• _INPUT_
-- Start --

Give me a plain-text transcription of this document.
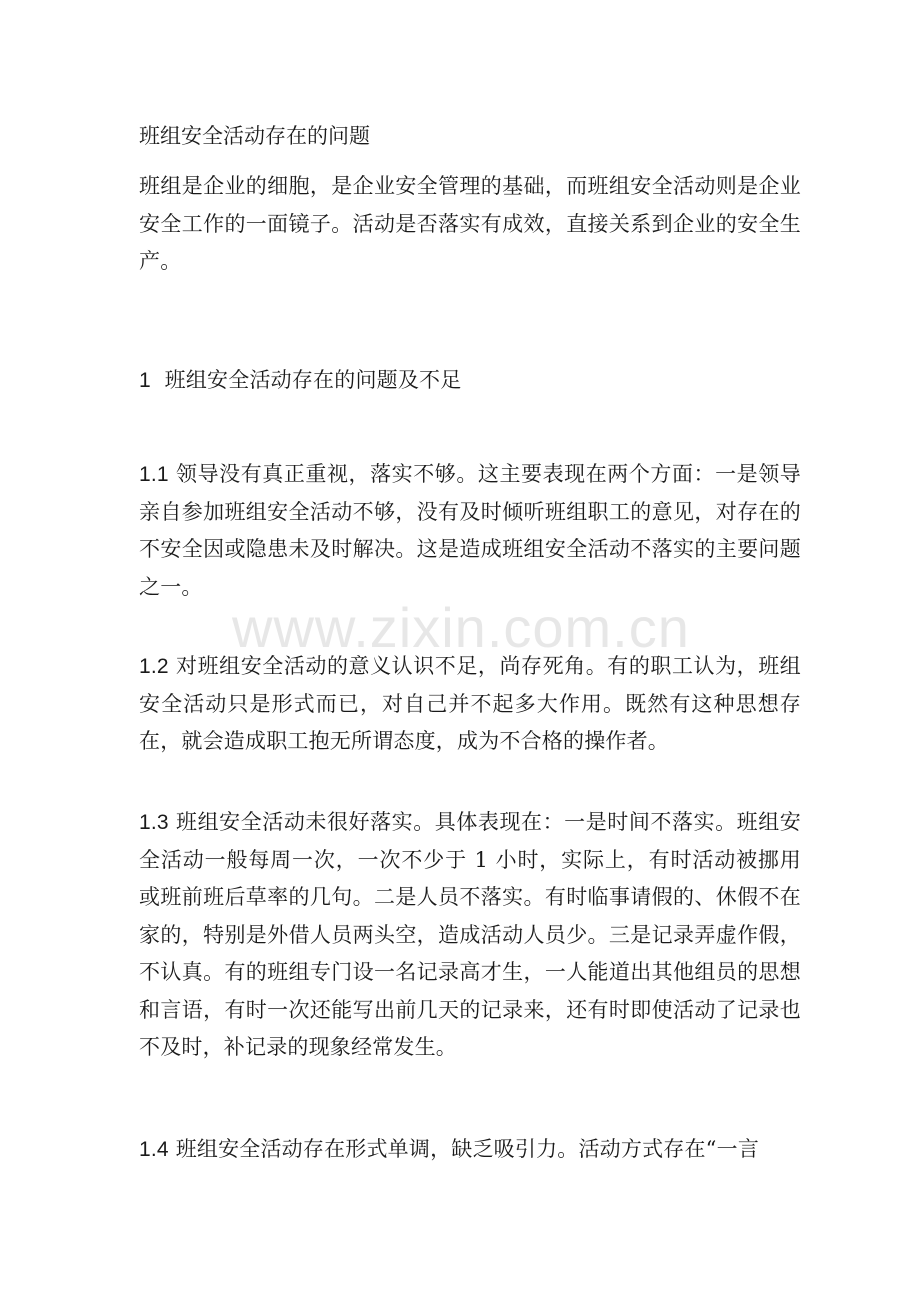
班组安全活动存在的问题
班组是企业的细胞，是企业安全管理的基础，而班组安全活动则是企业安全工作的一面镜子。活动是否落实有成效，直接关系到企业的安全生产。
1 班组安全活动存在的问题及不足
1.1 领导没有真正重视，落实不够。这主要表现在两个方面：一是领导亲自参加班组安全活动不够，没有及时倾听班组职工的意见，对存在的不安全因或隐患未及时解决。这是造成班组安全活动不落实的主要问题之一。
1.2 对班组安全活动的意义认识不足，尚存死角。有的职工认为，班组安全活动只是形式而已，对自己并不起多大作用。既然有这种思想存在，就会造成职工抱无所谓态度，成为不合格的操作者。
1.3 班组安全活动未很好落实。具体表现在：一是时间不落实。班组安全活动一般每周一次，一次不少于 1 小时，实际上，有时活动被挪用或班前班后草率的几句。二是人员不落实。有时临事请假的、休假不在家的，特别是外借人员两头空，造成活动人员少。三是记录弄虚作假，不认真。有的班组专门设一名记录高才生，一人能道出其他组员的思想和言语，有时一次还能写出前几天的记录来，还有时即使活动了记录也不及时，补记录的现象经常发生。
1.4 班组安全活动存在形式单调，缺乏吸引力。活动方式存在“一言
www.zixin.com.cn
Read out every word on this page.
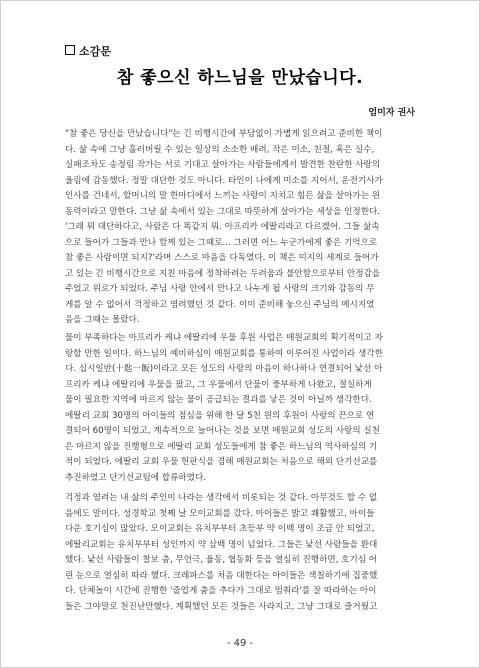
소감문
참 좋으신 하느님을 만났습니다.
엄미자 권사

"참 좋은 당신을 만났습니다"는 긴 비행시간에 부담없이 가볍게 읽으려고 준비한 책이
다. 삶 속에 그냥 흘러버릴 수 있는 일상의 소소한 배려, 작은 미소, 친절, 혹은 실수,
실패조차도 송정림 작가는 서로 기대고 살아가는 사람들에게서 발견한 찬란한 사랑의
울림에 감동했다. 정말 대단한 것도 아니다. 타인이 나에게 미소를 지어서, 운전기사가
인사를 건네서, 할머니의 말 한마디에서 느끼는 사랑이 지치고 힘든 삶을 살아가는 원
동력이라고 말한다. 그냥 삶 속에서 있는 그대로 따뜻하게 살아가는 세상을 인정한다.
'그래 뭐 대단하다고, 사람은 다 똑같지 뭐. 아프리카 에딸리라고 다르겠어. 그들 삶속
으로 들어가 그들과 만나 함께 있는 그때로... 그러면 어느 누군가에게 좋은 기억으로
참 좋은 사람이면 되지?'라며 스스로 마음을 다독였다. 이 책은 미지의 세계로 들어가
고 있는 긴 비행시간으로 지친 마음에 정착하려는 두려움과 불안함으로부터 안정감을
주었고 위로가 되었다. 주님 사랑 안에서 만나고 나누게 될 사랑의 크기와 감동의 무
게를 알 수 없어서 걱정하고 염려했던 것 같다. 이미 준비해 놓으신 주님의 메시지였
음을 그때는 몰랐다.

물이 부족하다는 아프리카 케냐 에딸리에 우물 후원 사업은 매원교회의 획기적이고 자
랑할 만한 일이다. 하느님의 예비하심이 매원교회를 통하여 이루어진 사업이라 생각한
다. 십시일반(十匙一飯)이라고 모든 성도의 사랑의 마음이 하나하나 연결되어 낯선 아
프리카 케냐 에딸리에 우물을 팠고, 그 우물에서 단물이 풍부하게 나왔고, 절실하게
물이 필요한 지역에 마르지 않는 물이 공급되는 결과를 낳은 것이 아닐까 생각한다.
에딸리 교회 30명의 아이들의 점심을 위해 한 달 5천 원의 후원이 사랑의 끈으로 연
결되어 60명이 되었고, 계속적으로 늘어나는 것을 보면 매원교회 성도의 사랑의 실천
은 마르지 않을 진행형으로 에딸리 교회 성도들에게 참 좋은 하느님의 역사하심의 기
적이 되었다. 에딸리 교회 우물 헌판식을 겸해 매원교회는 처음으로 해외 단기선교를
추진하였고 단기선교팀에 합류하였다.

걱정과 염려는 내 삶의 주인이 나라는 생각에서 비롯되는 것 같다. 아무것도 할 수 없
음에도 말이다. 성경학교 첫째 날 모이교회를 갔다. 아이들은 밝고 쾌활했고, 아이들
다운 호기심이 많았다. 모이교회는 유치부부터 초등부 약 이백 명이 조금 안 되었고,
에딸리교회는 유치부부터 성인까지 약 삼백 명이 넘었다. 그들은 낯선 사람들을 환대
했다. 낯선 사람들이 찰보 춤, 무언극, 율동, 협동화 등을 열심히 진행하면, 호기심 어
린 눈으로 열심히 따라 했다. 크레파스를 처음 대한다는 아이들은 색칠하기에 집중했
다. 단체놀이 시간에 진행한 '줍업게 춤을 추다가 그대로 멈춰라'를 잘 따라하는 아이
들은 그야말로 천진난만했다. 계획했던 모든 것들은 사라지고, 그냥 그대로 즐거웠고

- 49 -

-- End --

• _WRITTEN TASK_
Check every line of the data, and copy the ones that contain "this".

• _COMPLETED EXERCISE_
Give me a plain-text transcription of this document.
Read out every word on this page.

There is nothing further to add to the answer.